RECORDS FOR THIS TASK -
=======

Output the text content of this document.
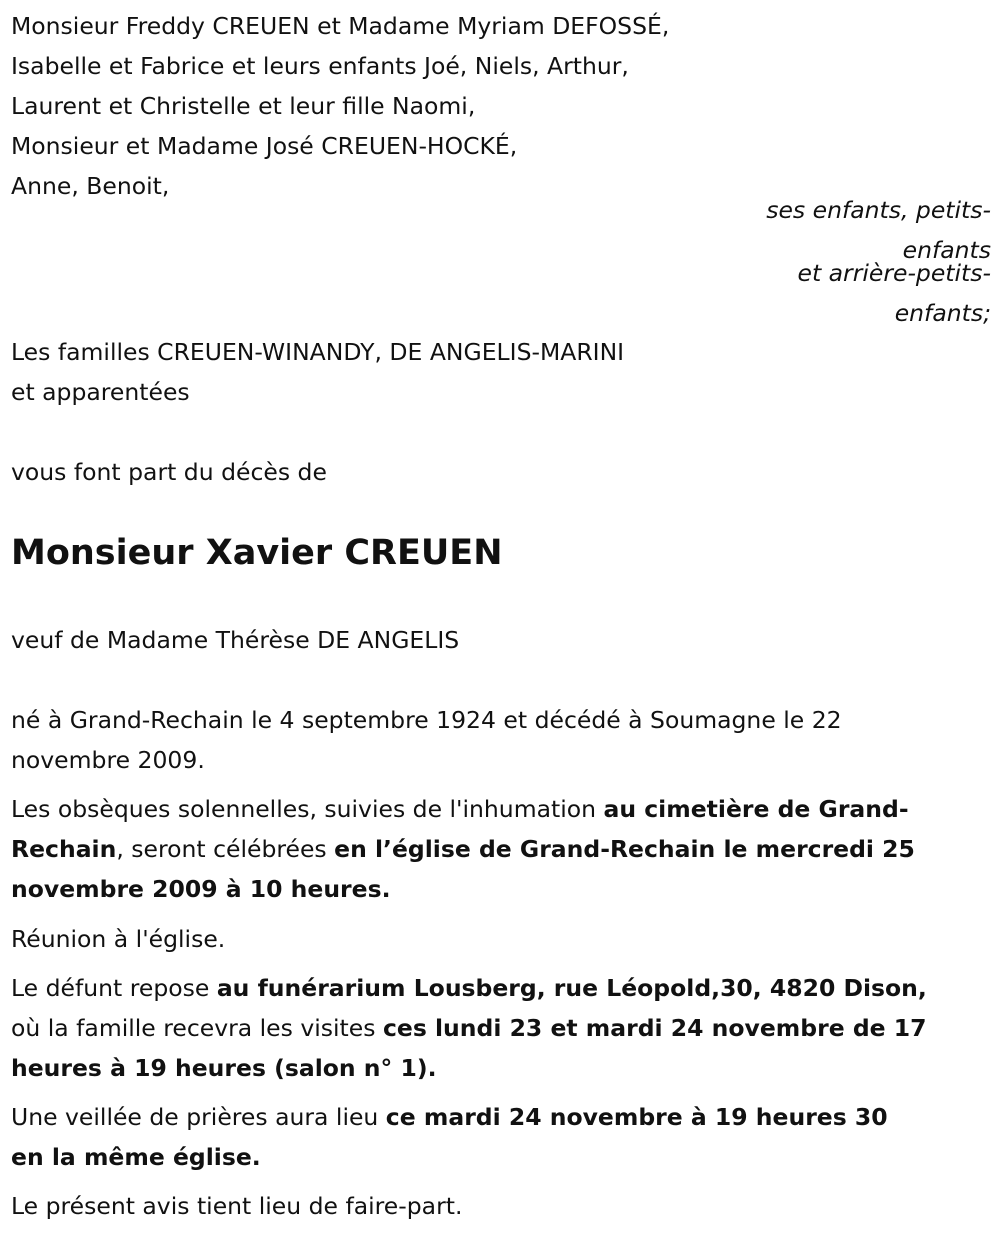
Monsieur Freddy CREUEN et Madame Myriam DEFOSSÉ,
Isabelle et Fabrice et leurs enfants Joé, Niels, Arthur,
Laurent et Christelle et leur fille Naomi,
Monsieur et Madame José CREUEN-HOCKÉ,
Anne, Benoit,
ses enfants, petits-
enfants
et arrière-petits-
enfants;
Les familles CREUEN-WINANDY, DE ANGELIS-MARINI
et apparentées
vous font part du décès de
Monsieur Xavier CREUEN
veuf de Madame Thérèse DE ANGELIS
né à Grand-Rechain le 4 septembre 1924 et décédé à Soumagne le 22
novembre 2009.
Les obsèques solennelles, suivies de l'inhumation au cimetière de Grand-
Rechain, seront célébrées en l’église de Grand-Rechain le mercredi 25
novembre 2009 à 10 heures.
Réunion à l'église.
Le défunt repose au funérarium Lousberg, rue Léopold,30, 4820 Dison,
où la famille recevra les visites ces lundi 23 et mardi 24 novembre de 17
heures à 19 heures (salon n° 1).
Une veillée de prières aura lieu ce mardi 24 novembre à 19 heures 30
en la même église.
Le présent avis tient lieu de faire-part.
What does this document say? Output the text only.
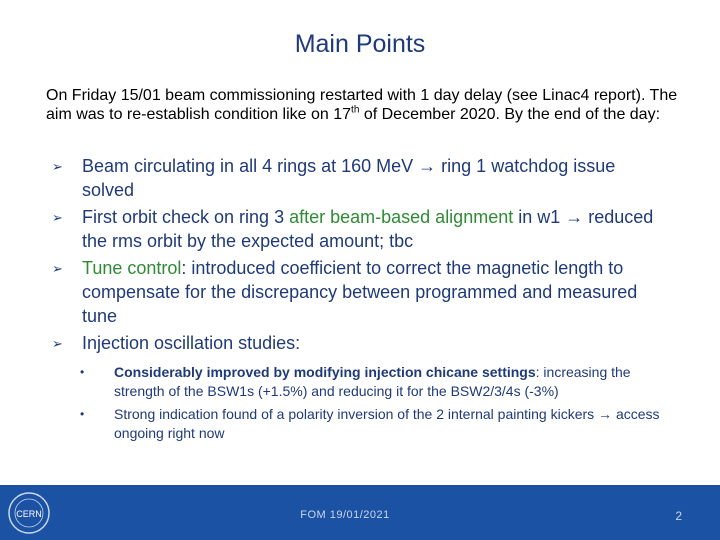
Main Points
On Friday 15/01 beam commissioning restarted with 1 day delay (see Linac4 report). The aim was to re-establish condition like on 17th of December 2020. By the end of the day:
➢ Beam circulating in all 4 rings at 160 MeV → ring 1 watchdog issue solved
➢ First orbit check on ring 3 after beam-based alignment in w1 → reduced the rms orbit by the expected amount; tbc
➢ Tune control: introduced coefficient to correct the magnetic length to compensate for the discrepancy between programmed and measured tune
➢ Injection oscillation studies:
• Considerably improved by modifying injection chicane settings: increasing the strength of the BSW1s (+1.5%) and reducing it for the BSW2/3/4s (-3%)
• Strong indication found of a polarity inversion of the 2 internal painting kickers → access ongoing right now
CERN	FOM 19/01/2021	2
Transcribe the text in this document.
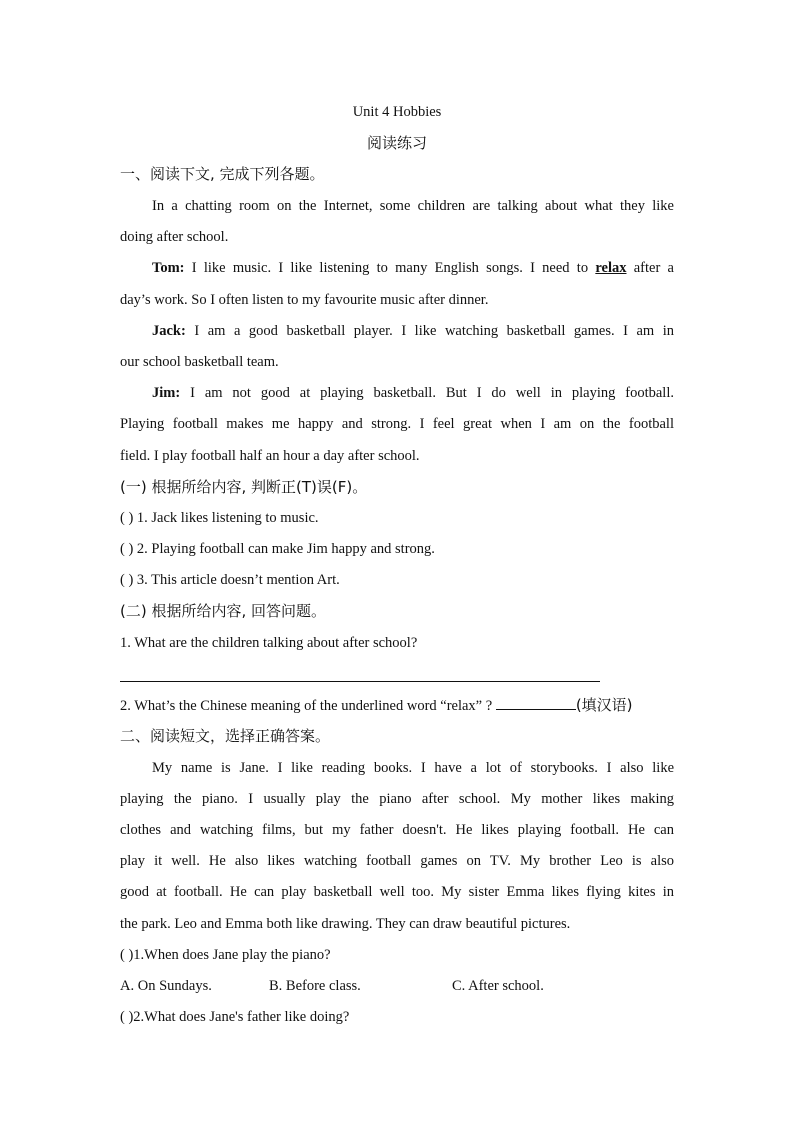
Unit 4 Hobbies
阅读练习
一、阅读下文, 完成下列各题。
In a chatting room on the Internet, some children are talking about what they like
doing after school.
Tom: I like music. I like listening to many English songs. I need to relax after a
day’s work. So I often listen to my favourite music after dinner.
Jack: I am a good basketball player. I like watching basketball games. I am in
our school basketball team.
Jim: I am not good at playing basketball. But I do well in playing football.
Playing football makes me happy and strong. I feel great when I am on the football
field. I play football half an hour a day after school.
(一) 根据所给内容, 判断正(T)误(F)。
( ) 1. Jack likes listening to music.
( ) 2. Playing football can make Jim happy and strong.
( ) 3. This article doesn’t mention Art.
(二) 根据所给内容, 回答问题。
1. What are the children talking about after school?
2. What’s the Chinese meaning of the underlined word “relax” ?	(填汉语)
二、阅读短文，选择正确答案。
My name is Jane. I like reading books. I have a lot of storybooks. I also like
playing the piano. I usually play the piano after school. My mother likes making
clothes and watching films, but my father doesn't. He likes playing football. He can
play it well. He also likes watching football games on TV. My brother Leo is also
good at football. He can play basketball well too. My sister Emma likes flying kites in
the park. Leo and Emma both like drawing. They can draw beautiful pictures.
( )1.When does Jane play the piano?
A. On Sundays.	B. Before class.	C. After school.
( )2.What does Jane's father like doing?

=======

Every entry must be transcribed exactly. Pictures do not belong in the copy.

Output the text content of this document.
Monsieur Freddy CREUEN et Madame Myriam DEFOSSÉ,
Isabelle et Fabrice et leurs enfants Joé, Niels, Arthur,
Laurent et Christelle et leur fille Naomi,
Monsieur et Madame José CREUEN-HOCKÉ,
Anne, Benoit,
ses enfants, petits-
enfants
et arrière-petits-
enfants;
Les familles CREUEN-WINANDY, DE ANGELIS-MARINI
et apparentées
vous font part du décès de
Monsieur Xavier CREUEN
veuf de Madame Thérèse DE ANGELIS
né à Grand-Rechain le 4 septembre 1924 et décédé à Soumagne le 22
novembre 2009.
Les obsèques solennelles, suivies de l'inhumation au cimetière de Grand-
Rechain, seront célébrées en l’église de Grand-Rechain le mercredi 25
novembre 2009 à 10 heures.
Réunion à l'église.
Le défunt repose au funérarium Lousberg, rue Léopold,30, 4820 Dison,
où la famille recevra les visites ces lundi 23 et mardi 24 novembre de 17
heures à 19 heures (salon n° 1).
Une veillée de prières aura lieu ce mardi 24 novembre à 19 heures 30
en la même église.
Le présent avis tient lieu de faire-part.
What does this document say? Output the text only.
Main Points
On Friday 15/01 beam commissioning restarted with 1 day delay (see Linac4 report). The aim was to re-establish condition like on 17th of December 2020. By the end of the day:
➢ Beam circulating in all 4 rings at 160 MeV → ring 1 watchdog issue solved
➢ First orbit check on ring 3 after beam-based alignment in w1 → reduced the rms orbit by the expected amount; tbc
➢ Tune control: introduced coefficient to correct the magnetic length to compensate for the discrepancy between programmed and measured tune
➢ Injection oscillation studies:
• Considerably improved by modifying injection chicane settings: increasing the strength of the BSW1s (+1.5%) and reducing it for the BSW2/3/4s (-3%)
• Strong indication found of a polarity inversion of the 2 internal painting kickers → access ongoing right now
CERN	FOM 19/01/2021	2
Transcribe the text in this document.
Unit 4 Hobbies
阅读练习
一、阅读下文, 完成下列各题。
In a chatting room on the Internet, some children are talking about what they like
doing after school.
Tom: I like music. I like listening to many English songs. I need to relax after a
day’s work. So I often listen to my favourite music after dinner.
Jack: I am a good basketball player. I like watching basketball games. I am in
our school basketball team.
Jim: I am not good at playing basketball. But I do well in playing football.
Playing football makes me happy and strong. I feel great when I am on the football
field. I play football half an hour a day after school.
(一) 根据所给内容, 判断正(T)误(F)。
( ) 1. Jack likes listening to music.
( ) 2. Playing football can make Jim happy and strong.
( ) 3. This article doesn’t mention Art.
(二) 根据所给内容, 回答问题。
1. What are the children talking about after school?
2. What’s the Chinese meaning of the underlined word “relax” ?	(填汉语)
二、阅读短文，选择正确答案。
My name is Jane. I like reading books. I have a lot of storybooks. I also like
playing the piano. I usually play the piano after school. My mother likes making
clothes and watching films, but my father doesn't. He likes playing football. He can
play it well. He also likes watching football games on TV. My brother Leo is also
good at football. He can play basketball well too. My sister Emma likes flying kites in
the park. Leo and Emma both like drawing. They can draw beautiful pictures.
( )1.When does Jane play the piano?
A. On Sundays.	B. Before class.	C. After school.
( )2.What does Jane's father like doing?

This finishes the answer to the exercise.